* **Required task**
Collect each line containing "Stream".

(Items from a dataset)
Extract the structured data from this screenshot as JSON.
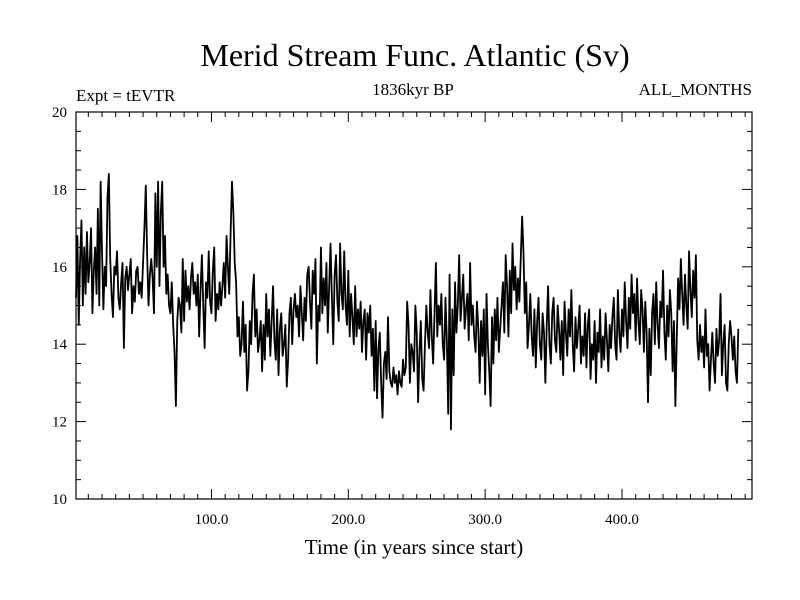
{
  "chart_data": {
    "type": "line",
    "title": "Merid Stream Func. Atlantic (Sv)",
    "subtitle_left": "Expt = tEVTR",
    "subtitle_center": "1836kyr BP",
    "subtitle_right": "ALL_MONTHS",
    "xlabel": "Time (in years since start)",
    "ylabel": "",
    "xlim": [
      1,
      495
    ],
    "ylim": [
      10,
      20
    ],
    "x_ticks": [
      100,
      200,
      300,
      400
    ],
    "x_tick_labels": [
      "100.0",
      "200.0",
      "300.0",
      "400.0"
    ],
    "y_ticks": [
      10,
      12,
      14,
      16,
      18,
      20
    ],
    "y_tick_labels": [
      "10",
      "12",
      "14",
      "16",
      "18",
      "20"
    ],
    "grid": false,
    "line_color": "#000000",
    "series": [
      {
        "name": "Merid Stream Func. Atlantic",
        "x_start": 1,
        "x_step": 1,
        "values": [
          15.2,
          16.8,
          14.5,
          16.2,
          17.2,
          15.0,
          16.5,
          15.3,
          16.9,
          15.6,
          16.1,
          17.0,
          14.8,
          15.9,
          16.5,
          15.3,
          17.5,
          15.0,
          18.2,
          16.4,
          14.9,
          16.0,
          15.5,
          17.8,
          18.4,
          16.2,
          15.3,
          14.7,
          16.0,
          15.8,
          16.4,
          15.2,
          14.9,
          15.6,
          16.1,
          13.9,
          15.7,
          16.0,
          15.4,
          15.8,
          16.2,
          14.8,
          15.5,
          15.1,
          15.9,
          16.0,
          15.3,
          15.6,
          15.2,
          16.1,
          17.0,
          18.1,
          16.3,
          15.0,
          15.8,
          16.2,
          15.7,
          14.8,
          17.9,
          16.0,
          18.2,
          15.5,
          17.4,
          18.2,
          16.0,
          16.8,
          15.3,
          15.8,
          15.0,
          14.8,
          15.6,
          14.5,
          13.8,
          12.4,
          14.6,
          15.2,
          15.0,
          14.3,
          16.2,
          14.6,
          15.9,
          15.1,
          15.5,
          14.9,
          15.7,
          16.1,
          15.3,
          15.6,
          15.0,
          15.8,
          14.2,
          15.4,
          16.3,
          15.0,
          13.9,
          15.6,
          15.2,
          16.4,
          15.1,
          14.8,
          15.9,
          16.5,
          14.6,
          15.3,
          14.9,
          15.6,
          15.0,
          15.5,
          16.1,
          15.2,
          16.8,
          16.0,
          15.3,
          16.9,
          18.2,
          17.4,
          16.1,
          15.6,
          14.2,
          14.7,
          13.7,
          14.0,
          15.1,
          13.8,
          14.5,
          12.8,
          13.3,
          14.6,
          14.0,
          15.3,
          15.8,
          14.2,
          14.9,
          13.8,
          14.1,
          14.6,
          13.3,
          14.5,
          13.6,
          15.3,
          14.2,
          14.9,
          13.7,
          14.6,
          15.5,
          14.1,
          13.6,
          14.9,
          13.2,
          14.4,
          14.8,
          13.7,
          14.0,
          14.5,
          12.9,
          13.6,
          14.8,
          15.2,
          14.0,
          14.9,
          15.3,
          14.7,
          15.0,
          14.2,
          15.5,
          14.8,
          14.1,
          15.2,
          14.6,
          15.8,
          16.0,
          15.1,
          14.4,
          15.9,
          15.3,
          16.2,
          13.5,
          15.0,
          14.6,
          16.5,
          14.8,
          15.7,
          15.0,
          16.1,
          14.3,
          15.5,
          16.6,
          15.2,
          14.0,
          15.8,
          16.3,
          15.1,
          14.6,
          16.6,
          15.3,
          14.9,
          16.4,
          15.0,
          14.5,
          15.9,
          14.2,
          15.3,
          14.7,
          14.0,
          15.5,
          14.2,
          14.9,
          14.4,
          15.1,
          13.8,
          14.6,
          14.9,
          13.6,
          14.8,
          14.3,
          15.0,
          13.7,
          14.4,
          12.8,
          14.6,
          12.6,
          13.9,
          14.3,
          13.0,
          12.1,
          13.5,
          13.8,
          13.1,
          14.7,
          13.3,
          13.0,
          12.9,
          13.4,
          13.0,
          13.2,
          12.7,
          13.3,
          13.0,
          12.9,
          13.6,
          13.2,
          13.4,
          15.1,
          14.5,
          13.0,
          14.0,
          13.8,
          13.3,
          15.0,
          14.3,
          12.5,
          13.8,
          14.6,
          13.1,
          12.8,
          14.0,
          15.0,
          14.3,
          13.9,
          15.4,
          14.2,
          13.5,
          14.8,
          16.1,
          14.2,
          15.0,
          14.5,
          15.3,
          14.0,
          13.6,
          15.2,
          14.1,
          12.2,
          15.8,
          11.8,
          14.9,
          13.2,
          15.6,
          14.3,
          15.0,
          16.3,
          14.6,
          15.2,
          15.8,
          14.4,
          14.9,
          15.3,
          14.1,
          16.1,
          14.5,
          15.0,
          14.2,
          13.8,
          15.1,
          14.4,
          13.0,
          14.6,
          13.7,
          14.9,
          12.7,
          15.3,
          14.0,
          13.3,
          12.4,
          14.7,
          13.5,
          14.9,
          14.1,
          15.2,
          13.8,
          14.4,
          15.0,
          15.6,
          14.3,
          16.3,
          15.5,
          14.2,
          15.9,
          14.8,
          16.6,
          15.4,
          16.0,
          14.9,
          15.7,
          15.1,
          16.2,
          17.3,
          16.4,
          14.8,
          15.6,
          13.9,
          14.5,
          15.3,
          14.2,
          13.7,
          14.9,
          13.4,
          14.6,
          15.2,
          14.0,
          13.6,
          14.8,
          14.3,
          13.0,
          14.5,
          15.5,
          14.0,
          13.5,
          14.8,
          15.2,
          14.1,
          13.8,
          15.0,
          14.4,
          13.6,
          14.6,
          13.2,
          15.1,
          14.3,
          13.7,
          14.9,
          14.2,
          15.4,
          14.0,
          13.3,
          14.7,
          13.9,
          14.4,
          15.0,
          13.5,
          14.2,
          13.7,
          14.8,
          13.4,
          14.5,
          14.9,
          13.1,
          14.0,
          13.6,
          14.6,
          13.0,
          14.3,
          13.8,
          14.9,
          13.4,
          14.2,
          13.6,
          14.8,
          14.1,
          13.3,
          14.5,
          13.9,
          14.7,
          15.2,
          14.0,
          13.6,
          15.4,
          14.3,
          13.8,
          14.9,
          14.2,
          15.6,
          14.6,
          13.9,
          15.2,
          14.4,
          15.8,
          14.8,
          15.3,
          14.1,
          15.7,
          14.6,
          14.0,
          15.4,
          14.9,
          13.8,
          15.1,
          14.3,
          12.5,
          14.4,
          13.2,
          14.8,
          15.3,
          14.0,
          15.6,
          14.5,
          13.9,
          15.1,
          14.7,
          15.9,
          14.3,
          13.6,
          15.0,
          14.2,
          15.4,
          14.8,
          13.3,
          14.6,
          12.4,
          14.1,
          15.7,
          14.9,
          16.2,
          15.3,
          14.5,
          15.8,
          15.0,
          14.4,
          16.4,
          15.4,
          14.7,
          15.9,
          15.2,
          16.3,
          14.1,
          13.6,
          14.5,
          13.8,
          14.2,
          13.4,
          14.9,
          13.7,
          14.0,
          12.8,
          13.6,
          14.3,
          13.5,
          13.0,
          14.4,
          13.7,
          14.1,
          15.3,
          13.2,
          14.0,
          14.5,
          13.0,
          12.8,
          14.0,
          14.6,
          14.2,
          13.6,
          14.2,
          13.3,
          13.0,
          14.4
        ]
      }
    ]
  }
}
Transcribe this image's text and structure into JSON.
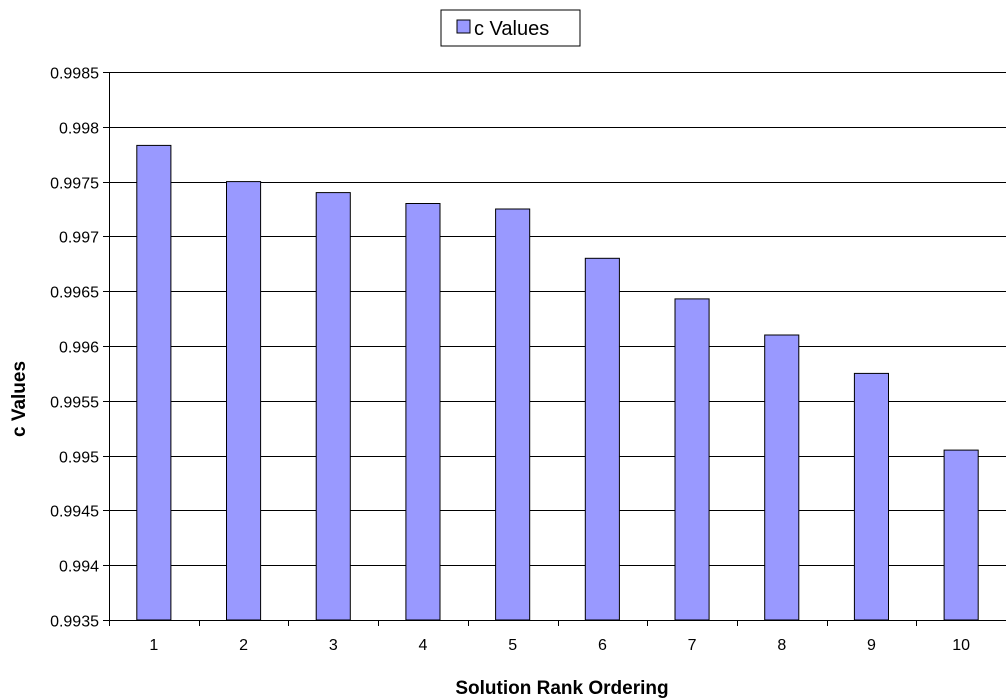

* **Worked solution**
    "title": "Merid Stream Func. Atlantic (Sv)",
        "name": "Merid Stream Func. Atlantic",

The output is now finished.